== Selected extract ==

The instruction is coded using two words, the first word is coded the same way as an add instruction, except the opcode is different. The second word contains the 32-bit immediate.

(a) Show how the DLX pipeline could be modified to implement addbi.



(b) Show the pipeline execution diagram for the following fragment (which includes addbi), running on a pipeline with register bypassing.

lw r2, 10(r8)
addbi r1, r2, r3, #123456 ! r1 = r2 + r3 + 123456 (a 32-bit constant).
sub r1, r5, #456

Problem 2: Branches in a processor implementation generate stalls as indicated below:

Predicted taken, not taken, stall 1 cycle. Predicted taken, taken, stall 2 cycles. Predicted not taken, not taken, stall 0 cycles. Predicted not taken, taken, stall 4 cycles.

Other control-transfer instructions (e.g., jumps) stall 2 cycles. No other instructions generate stall cycles. The system has a pipeline depth a five.

Consider a benchmark consisting of 1,000,000 instructions, in which 10% are branches and 5% are other control-transfer instructions. Seventy percent of the branches are taken.

(a) Suppose the hardware is designed based on the predicted outcome of all branches being the same. (That is, either all branches are predicted taken, or all branches are predicted not taken.) Compute the CPI and execution time (in cycles) for each choice, and indicate which prediction choice is better.

===
== Provided material ==

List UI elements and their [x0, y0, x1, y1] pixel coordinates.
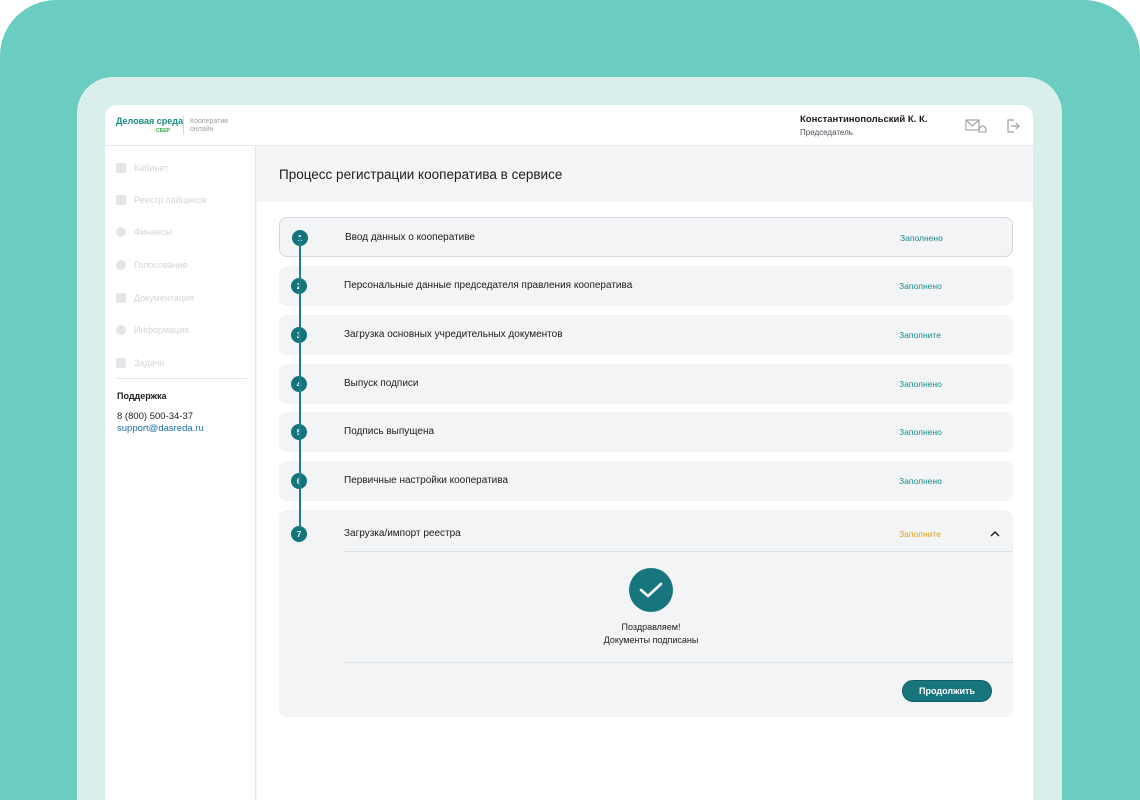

===

» Exercise task 1
Decide whether each statement below agrees with the DLX pipeline extract. Answer yes or no for each, and quote the words from the extract that settle it.
(a) The second word of the addbi instruction holds the 32-bit immediate.
(b) A branch that is predicted not taken but is actually taken stalls 2 cycles.
(c) In the benchmark, 5% of the instructions are branches.
» Exercise task 2
Continue the DLX pipeline extract, starting after its last sentence.

» Final answer 1
(a) Yes: "The second word contains the 32-bit immediate."
(b) No: "Predicted not taken, taken, stall 4 cycles."
(c) No: "in which 10% are branches and 5% are other control-transfer instructions."

» Final answer 2
(b) Compute the CPI and execution time for the system assuming perfect branch prediction.

(c) Compute the CPI and execution time for a system in which 80% of branches are correctly predicted. The prediction accuracy is the same for taken and non-taken branches.

Problem 3: Consider an ISA which features variable-size integers in which integer operands can vary from 1 bit to 256 bits. Thus an add instruction might specify that a 30-bit quantity is to be added to a two-bit quantity and stored as a 32-bit result. The system has 32 registers.

(a) Assuming all registers can hold the largest size integer, devise an instruction format for threeregister arithmetic instructions using such variable size integers.

(b) Instead of assuming large registers, suppose that there is a fixed amount of register storage which can be divided into a small number of large registers, large number of small registers, or any mixture of sizes no larger than 256 bits. For example, 2048 bits could be addressed as 32 64-bit registers, 2048 1-bit registers, 8 256-bit registers, 4 256-bit registers plus 4 128-bit registers plus 512 1-bit registers, etc. For such a register configuration, devise an instruction format for three-register arithmetic instructions using such variable-size integers.

Problem 4: Answer each question below.

(a) Most ISAs specify 32 or 64 registers. What would be the drawback of an ISA which includes 1,048,576 registers, assuming that the cost of the register storage itself is small?

(b) The lw instruction below increments the address in addition to performing a load. Explain how it might generate a WAW hazard if r2 is written in the EX stage.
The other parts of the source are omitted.